> What you are asked to do
Using the listing below, select the lines with the word "pronouns" and copy them.

((

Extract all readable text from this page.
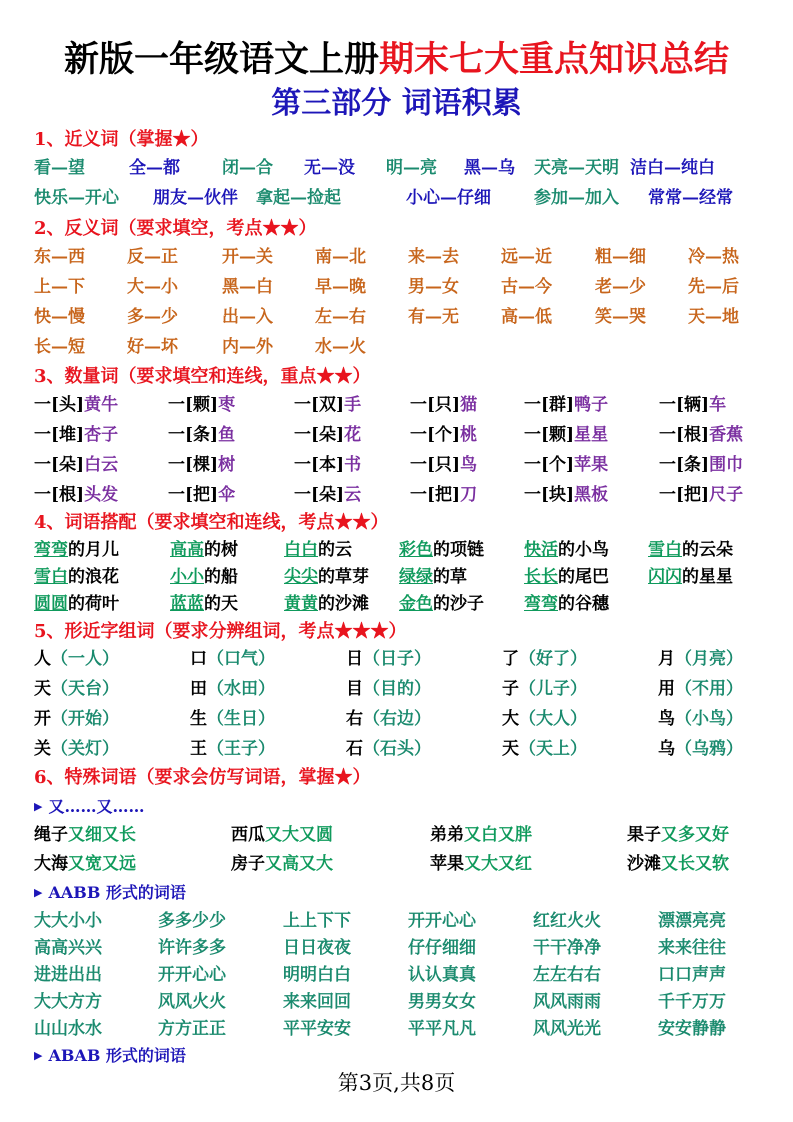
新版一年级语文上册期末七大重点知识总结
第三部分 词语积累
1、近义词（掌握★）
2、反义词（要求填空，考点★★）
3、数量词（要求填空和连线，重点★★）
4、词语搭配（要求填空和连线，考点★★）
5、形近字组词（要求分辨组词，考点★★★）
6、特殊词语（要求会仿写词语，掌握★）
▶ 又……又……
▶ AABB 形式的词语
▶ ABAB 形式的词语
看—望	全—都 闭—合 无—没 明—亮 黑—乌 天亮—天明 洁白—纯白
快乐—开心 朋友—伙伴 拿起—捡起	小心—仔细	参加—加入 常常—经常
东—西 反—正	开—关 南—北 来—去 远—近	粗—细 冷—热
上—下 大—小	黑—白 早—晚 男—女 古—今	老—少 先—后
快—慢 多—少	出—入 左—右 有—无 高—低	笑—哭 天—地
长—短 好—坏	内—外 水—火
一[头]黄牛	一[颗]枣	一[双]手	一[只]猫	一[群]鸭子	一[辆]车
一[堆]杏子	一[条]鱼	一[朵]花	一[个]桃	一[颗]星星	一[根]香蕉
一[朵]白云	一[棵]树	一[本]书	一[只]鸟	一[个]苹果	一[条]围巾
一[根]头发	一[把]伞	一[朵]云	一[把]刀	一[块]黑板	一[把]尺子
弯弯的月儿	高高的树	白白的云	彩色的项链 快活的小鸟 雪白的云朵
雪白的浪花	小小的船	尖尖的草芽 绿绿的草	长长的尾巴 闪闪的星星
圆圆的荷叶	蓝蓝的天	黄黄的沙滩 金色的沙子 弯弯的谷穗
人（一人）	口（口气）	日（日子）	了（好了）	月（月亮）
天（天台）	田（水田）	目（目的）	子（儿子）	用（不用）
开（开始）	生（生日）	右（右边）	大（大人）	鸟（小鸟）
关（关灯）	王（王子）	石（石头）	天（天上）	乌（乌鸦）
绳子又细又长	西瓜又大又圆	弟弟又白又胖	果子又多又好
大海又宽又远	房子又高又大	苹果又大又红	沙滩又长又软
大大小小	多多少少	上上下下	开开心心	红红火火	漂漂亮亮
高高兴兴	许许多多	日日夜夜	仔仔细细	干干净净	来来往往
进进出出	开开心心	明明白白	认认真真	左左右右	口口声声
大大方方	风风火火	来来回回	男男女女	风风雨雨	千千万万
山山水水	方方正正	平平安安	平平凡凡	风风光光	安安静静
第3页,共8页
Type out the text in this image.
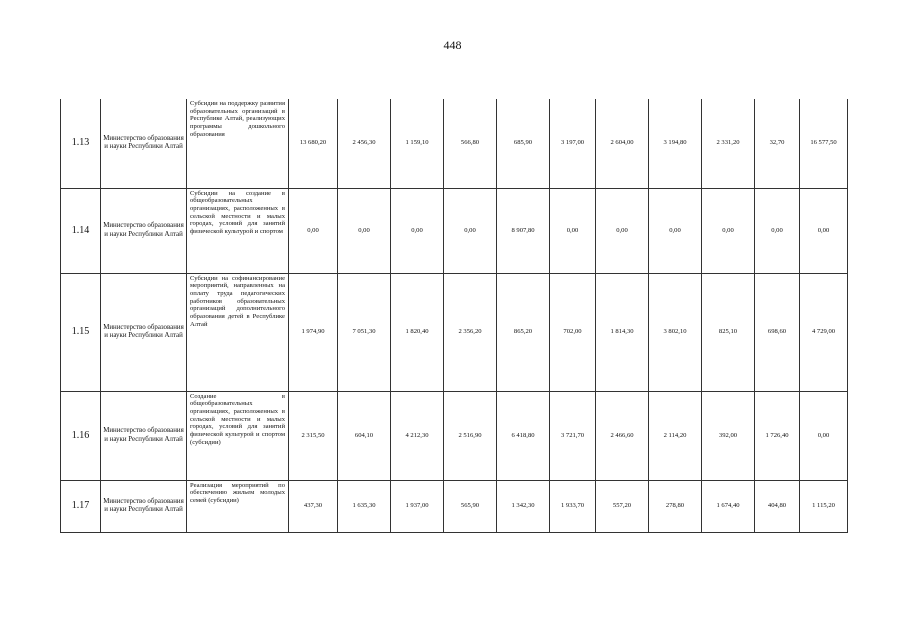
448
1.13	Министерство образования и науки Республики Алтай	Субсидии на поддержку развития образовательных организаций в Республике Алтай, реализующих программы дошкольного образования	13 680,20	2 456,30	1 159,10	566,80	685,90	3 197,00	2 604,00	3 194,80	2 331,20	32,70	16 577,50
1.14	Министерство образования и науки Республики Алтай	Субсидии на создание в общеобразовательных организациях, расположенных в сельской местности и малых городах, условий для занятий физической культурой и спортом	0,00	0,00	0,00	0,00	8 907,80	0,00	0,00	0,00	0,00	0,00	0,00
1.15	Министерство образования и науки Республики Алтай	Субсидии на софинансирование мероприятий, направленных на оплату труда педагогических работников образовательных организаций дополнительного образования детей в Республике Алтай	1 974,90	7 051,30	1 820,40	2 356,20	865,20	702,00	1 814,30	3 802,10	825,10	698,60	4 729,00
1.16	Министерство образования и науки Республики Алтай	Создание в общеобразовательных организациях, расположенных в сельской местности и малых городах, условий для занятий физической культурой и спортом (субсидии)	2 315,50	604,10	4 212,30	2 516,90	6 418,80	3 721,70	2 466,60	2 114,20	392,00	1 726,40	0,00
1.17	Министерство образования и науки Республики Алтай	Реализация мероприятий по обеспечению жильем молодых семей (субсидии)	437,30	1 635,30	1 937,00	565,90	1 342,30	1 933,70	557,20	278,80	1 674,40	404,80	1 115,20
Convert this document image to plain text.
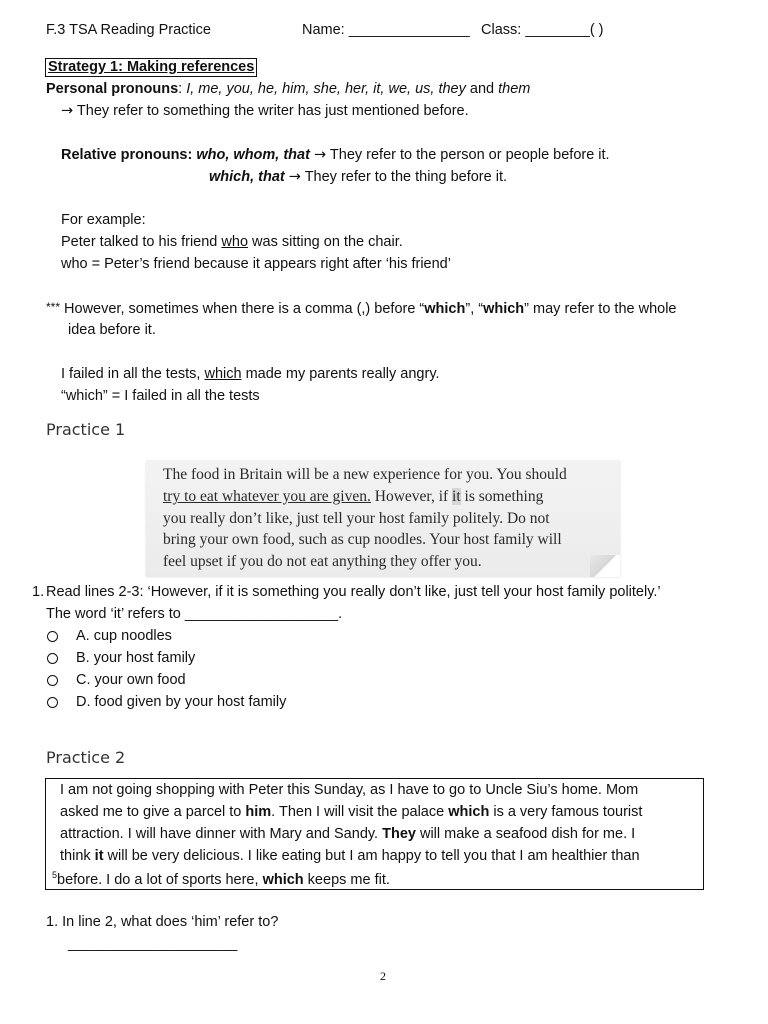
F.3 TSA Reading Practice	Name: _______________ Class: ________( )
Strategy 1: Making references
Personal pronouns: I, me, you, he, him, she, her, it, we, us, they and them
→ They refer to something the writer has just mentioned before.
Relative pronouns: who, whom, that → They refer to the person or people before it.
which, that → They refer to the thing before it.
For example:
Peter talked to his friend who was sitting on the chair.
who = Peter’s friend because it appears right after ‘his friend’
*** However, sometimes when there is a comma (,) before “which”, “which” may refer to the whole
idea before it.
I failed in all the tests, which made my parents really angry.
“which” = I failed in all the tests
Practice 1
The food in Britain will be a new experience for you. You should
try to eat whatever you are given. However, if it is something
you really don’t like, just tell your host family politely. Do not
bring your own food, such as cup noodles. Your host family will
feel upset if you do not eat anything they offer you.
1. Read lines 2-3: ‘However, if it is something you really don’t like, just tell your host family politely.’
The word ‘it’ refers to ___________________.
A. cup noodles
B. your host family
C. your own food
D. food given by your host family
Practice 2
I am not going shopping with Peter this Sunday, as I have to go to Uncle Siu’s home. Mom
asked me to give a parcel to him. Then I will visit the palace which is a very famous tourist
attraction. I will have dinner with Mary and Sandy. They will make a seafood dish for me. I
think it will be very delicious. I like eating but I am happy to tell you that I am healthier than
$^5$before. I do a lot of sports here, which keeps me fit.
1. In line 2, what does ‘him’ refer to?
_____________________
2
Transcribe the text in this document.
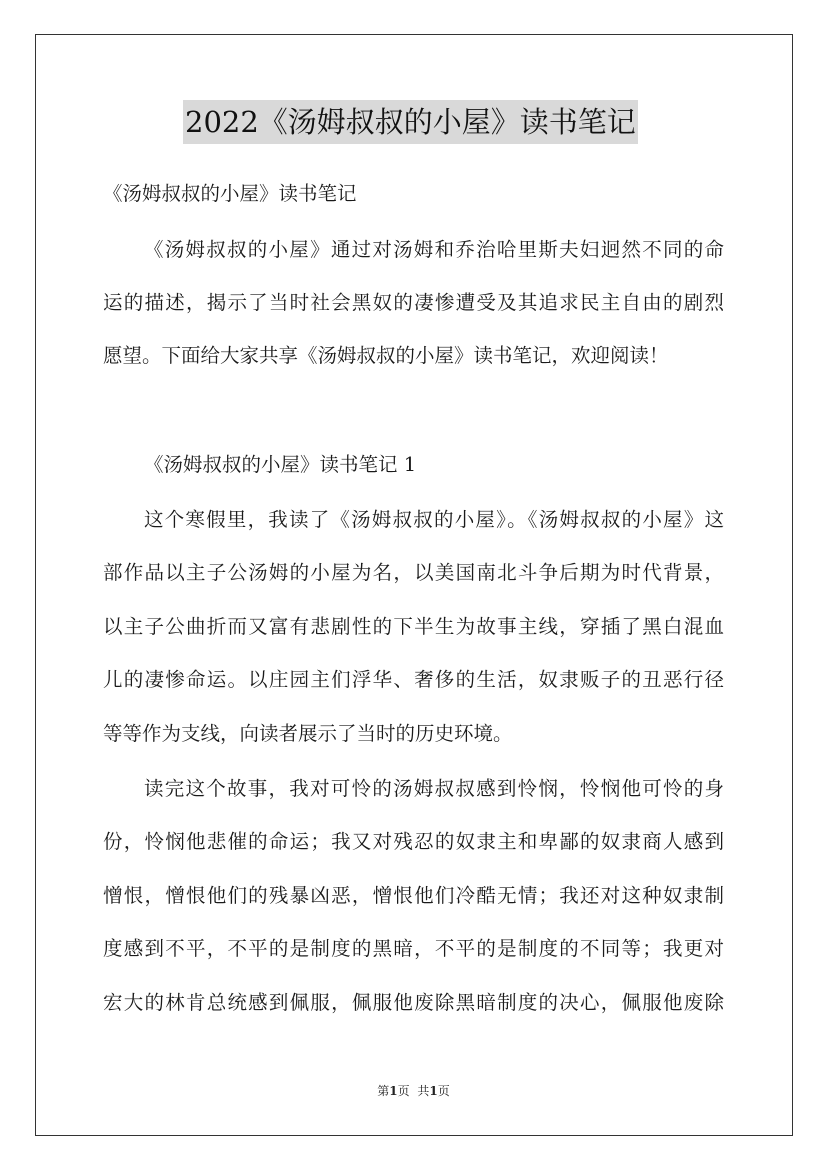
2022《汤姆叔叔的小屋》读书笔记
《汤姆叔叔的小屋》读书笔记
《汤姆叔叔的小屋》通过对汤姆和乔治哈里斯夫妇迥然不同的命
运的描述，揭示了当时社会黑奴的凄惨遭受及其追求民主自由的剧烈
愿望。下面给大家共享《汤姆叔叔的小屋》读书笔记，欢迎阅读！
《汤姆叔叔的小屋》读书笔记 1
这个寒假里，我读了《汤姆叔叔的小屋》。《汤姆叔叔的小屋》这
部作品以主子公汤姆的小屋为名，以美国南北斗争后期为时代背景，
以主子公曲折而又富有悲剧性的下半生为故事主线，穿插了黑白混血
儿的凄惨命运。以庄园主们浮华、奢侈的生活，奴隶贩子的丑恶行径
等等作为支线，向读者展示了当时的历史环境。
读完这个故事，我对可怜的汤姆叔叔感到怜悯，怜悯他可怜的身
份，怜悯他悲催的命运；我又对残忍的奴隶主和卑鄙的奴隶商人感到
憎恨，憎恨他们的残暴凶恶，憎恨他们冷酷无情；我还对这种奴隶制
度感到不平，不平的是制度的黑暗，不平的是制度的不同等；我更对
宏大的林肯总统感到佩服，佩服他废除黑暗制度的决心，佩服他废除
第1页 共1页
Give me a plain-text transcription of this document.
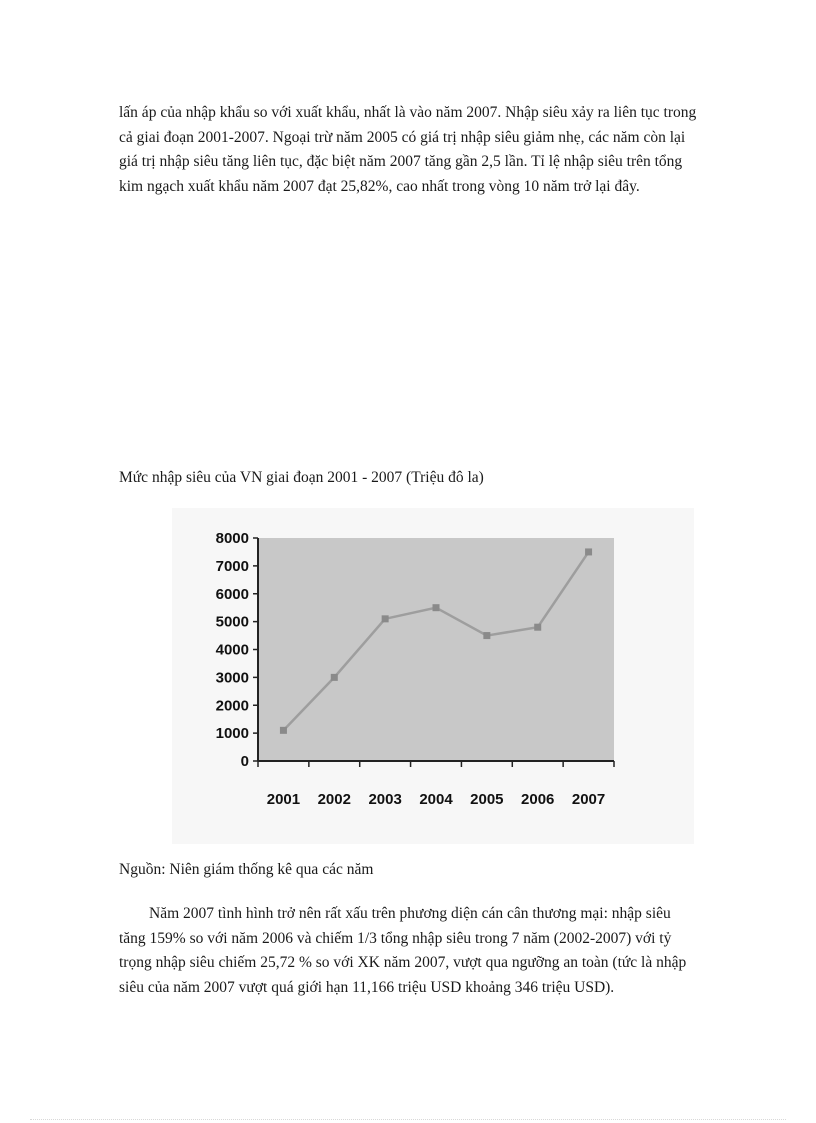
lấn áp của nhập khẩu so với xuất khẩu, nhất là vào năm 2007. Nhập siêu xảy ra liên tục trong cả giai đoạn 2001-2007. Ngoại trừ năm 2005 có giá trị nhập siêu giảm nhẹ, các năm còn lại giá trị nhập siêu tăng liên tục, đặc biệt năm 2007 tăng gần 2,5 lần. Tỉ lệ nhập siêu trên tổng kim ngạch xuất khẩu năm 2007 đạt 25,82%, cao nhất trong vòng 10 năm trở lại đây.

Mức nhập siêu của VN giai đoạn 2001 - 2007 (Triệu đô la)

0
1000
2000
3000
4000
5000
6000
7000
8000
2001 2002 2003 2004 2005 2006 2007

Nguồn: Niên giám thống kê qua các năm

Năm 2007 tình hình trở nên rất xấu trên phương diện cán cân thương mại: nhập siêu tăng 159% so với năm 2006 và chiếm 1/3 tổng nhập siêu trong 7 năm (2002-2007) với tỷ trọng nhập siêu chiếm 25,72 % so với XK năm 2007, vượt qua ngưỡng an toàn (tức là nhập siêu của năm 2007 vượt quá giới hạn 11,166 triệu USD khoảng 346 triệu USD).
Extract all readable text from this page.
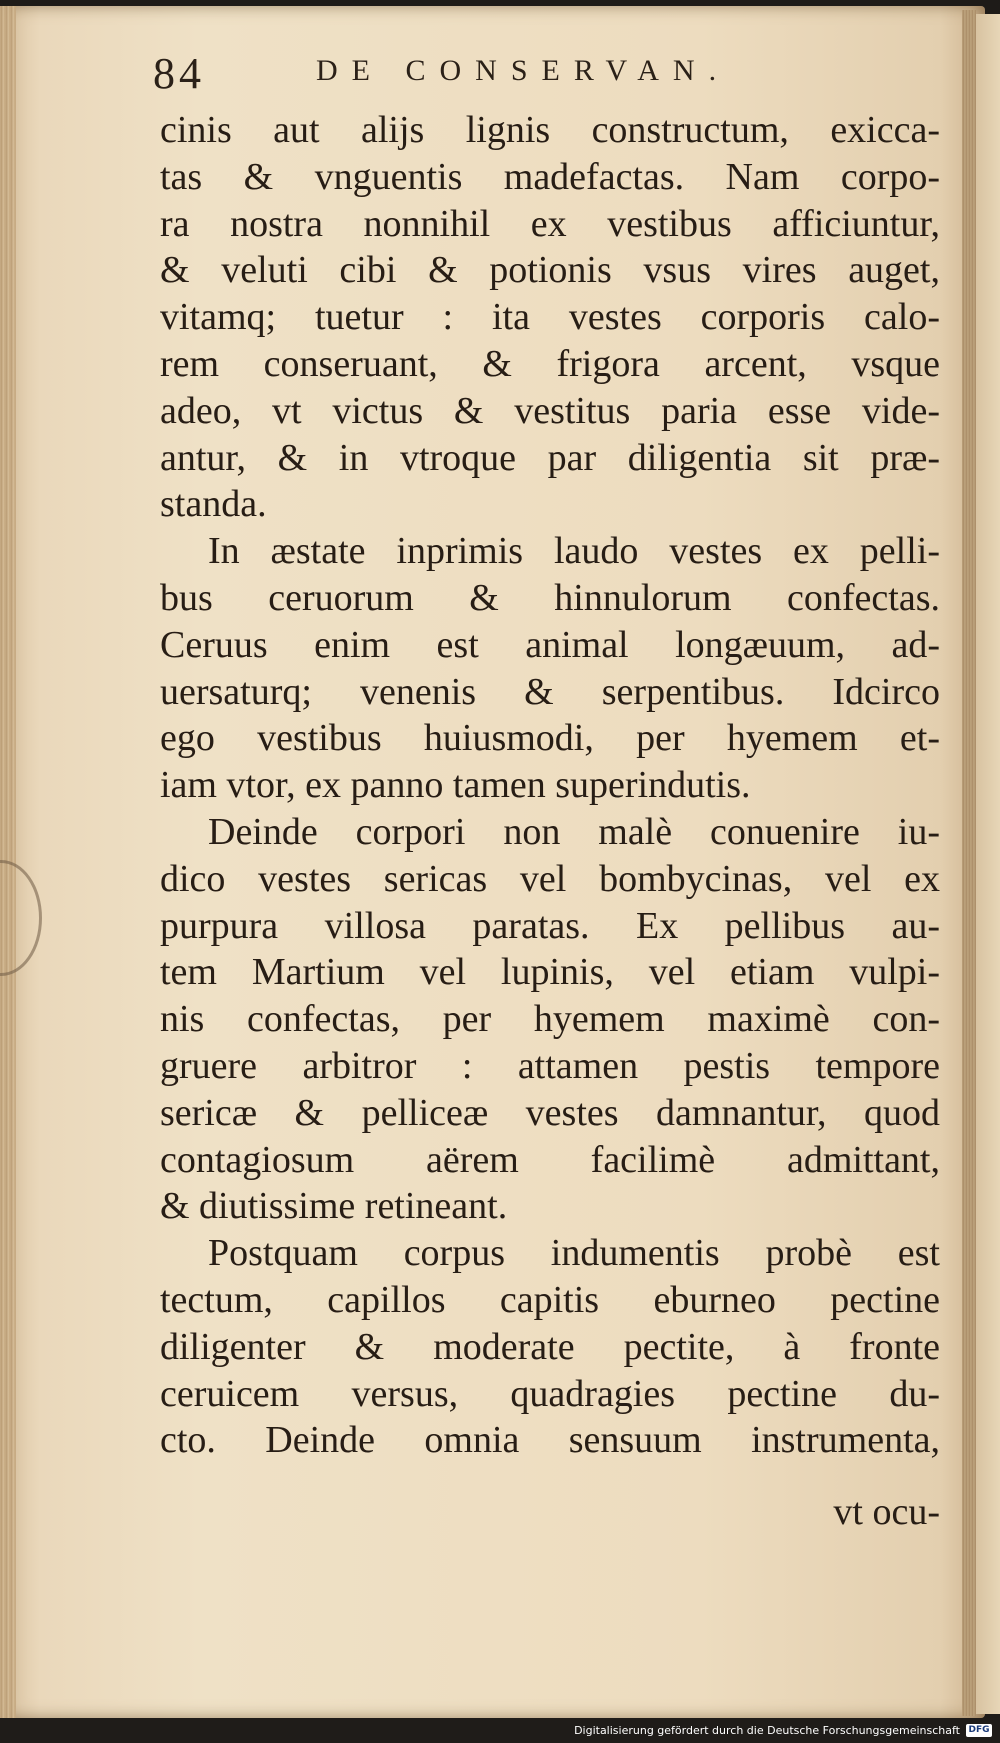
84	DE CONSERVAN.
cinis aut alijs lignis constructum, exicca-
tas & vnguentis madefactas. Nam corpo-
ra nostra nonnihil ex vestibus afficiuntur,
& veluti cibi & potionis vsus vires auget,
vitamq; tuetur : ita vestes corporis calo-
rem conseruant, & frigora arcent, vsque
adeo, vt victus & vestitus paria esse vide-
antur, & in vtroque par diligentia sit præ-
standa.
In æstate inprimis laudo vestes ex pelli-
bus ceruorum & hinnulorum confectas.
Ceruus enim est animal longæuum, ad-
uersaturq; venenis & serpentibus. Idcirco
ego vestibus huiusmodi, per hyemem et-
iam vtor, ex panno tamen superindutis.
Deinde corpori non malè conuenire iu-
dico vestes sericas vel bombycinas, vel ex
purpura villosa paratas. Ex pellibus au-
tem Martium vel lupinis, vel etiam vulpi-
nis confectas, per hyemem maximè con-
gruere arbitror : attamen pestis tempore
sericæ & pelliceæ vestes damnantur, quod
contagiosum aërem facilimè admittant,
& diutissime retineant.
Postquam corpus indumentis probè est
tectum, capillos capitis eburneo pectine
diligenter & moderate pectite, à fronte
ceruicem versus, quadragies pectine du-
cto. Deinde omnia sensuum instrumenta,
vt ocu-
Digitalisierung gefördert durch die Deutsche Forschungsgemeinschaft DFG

))

> Expected output
Personal pronouns: I, me, you, he, him, she, her, it, we, us, they and them
Relative pronouns: who, whom, that → They refer to the person or people before it.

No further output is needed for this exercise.